Exercise directions — Gather every line from the entries below that includes "title".

(Dataset rows about figures)
## Start

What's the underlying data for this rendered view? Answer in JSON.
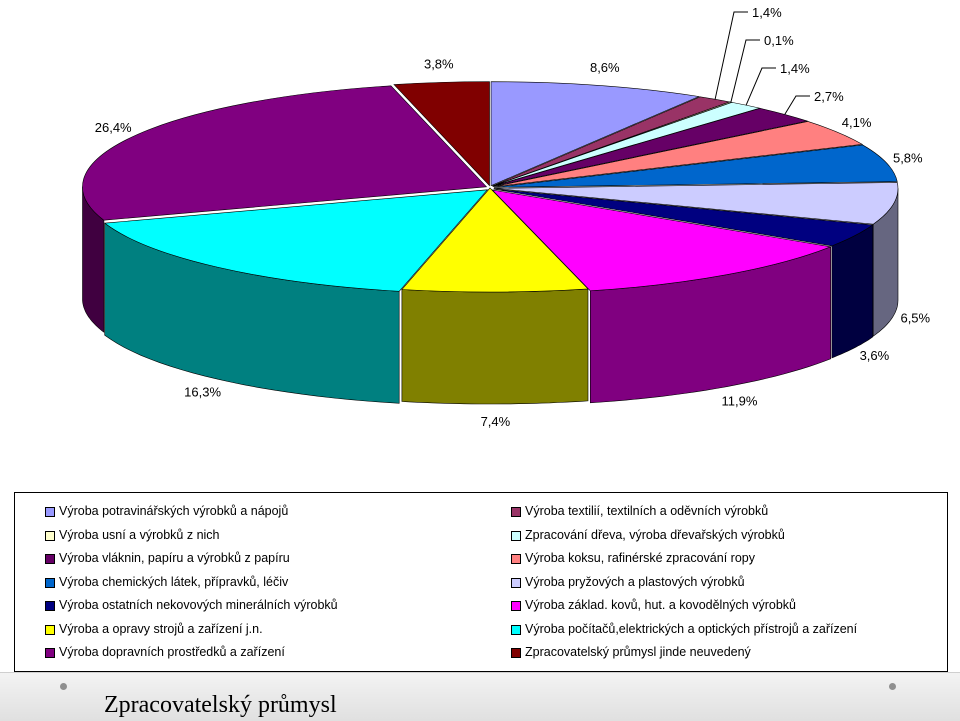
{
  "chart_data": {
    "type": "pie",
    "title": "",
    "categories": [
      "Výroba potravinářských výrobků a nápojů",
      "Výroba textilií, textilních a oděvních výrobků",
      "Výroba usní a výrobků z nich",
      "Zpracování dřeva, výroba dřevařských výrobků",
      "Výroba vláknin, papíru a výrobků z papíru",
      "Výroba koksu, rafinérské zpracování ropy",
      "Výroba chemických látek, přípravků, léčiv",
      "Výroba pryžových a plastových výrobků",
      "Výroba ostatních nekovových minerálních výrobků",
      "Výroba základ. kovů, hut. a kovodělných  výrobků",
      "Výroba a opravy strojů a zařízení j.n.",
      "Výroba počítačů,elektrických a optických přístrojů a zařízení",
      "Výroba dopravních prostředků a zařízení",
      "Zpracovatelský průmysl jinde neuvedený"
    ],
    "values": [
      8.6,
      1.4,
      0.1,
      1.4,
      2.7,
      4.1,
      5.8,
      6.5,
      3.6,
      11.9,
      7.4,
      16.3,
      26.4,
      3.8
    ],
    "data_labels": [
      "8,6%",
      "1,4%",
      "0,1%",
      "1,4%",
      "2,7%",
      "4,1%",
      "5,8%",
      "6,5%",
      "3,6%",
      "11,9%",
      "7,4%",
      "16,3%",
      "26,4%",
      "3,8%"
    ],
    "colors": [
      "#9999ff",
      "#993366",
      "#ffffcc",
      "#ccffff",
      "#660066",
      "#ff8080",
      "#0066cc",
      "#ccccff",
      "#000080",
      "#ff00ff",
      "#ffff00",
      "#00ffff",
      "#800080",
      "#800000"
    ],
    "style": "3d-exploded",
    "legend_position": "bottom"
  },
  "legend": {
    "order": [
      0,
      1,
      2,
      3,
      4,
      5,
      6,
      7,
      8,
      9,
      10,
      11,
      12,
      13
    ]
  },
  "footer": {
    "title": "Zpracovatelský průmysl"
  }
}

## End

Correct output —
    "title": "",
    "title": "Zpracovatelský průmysl"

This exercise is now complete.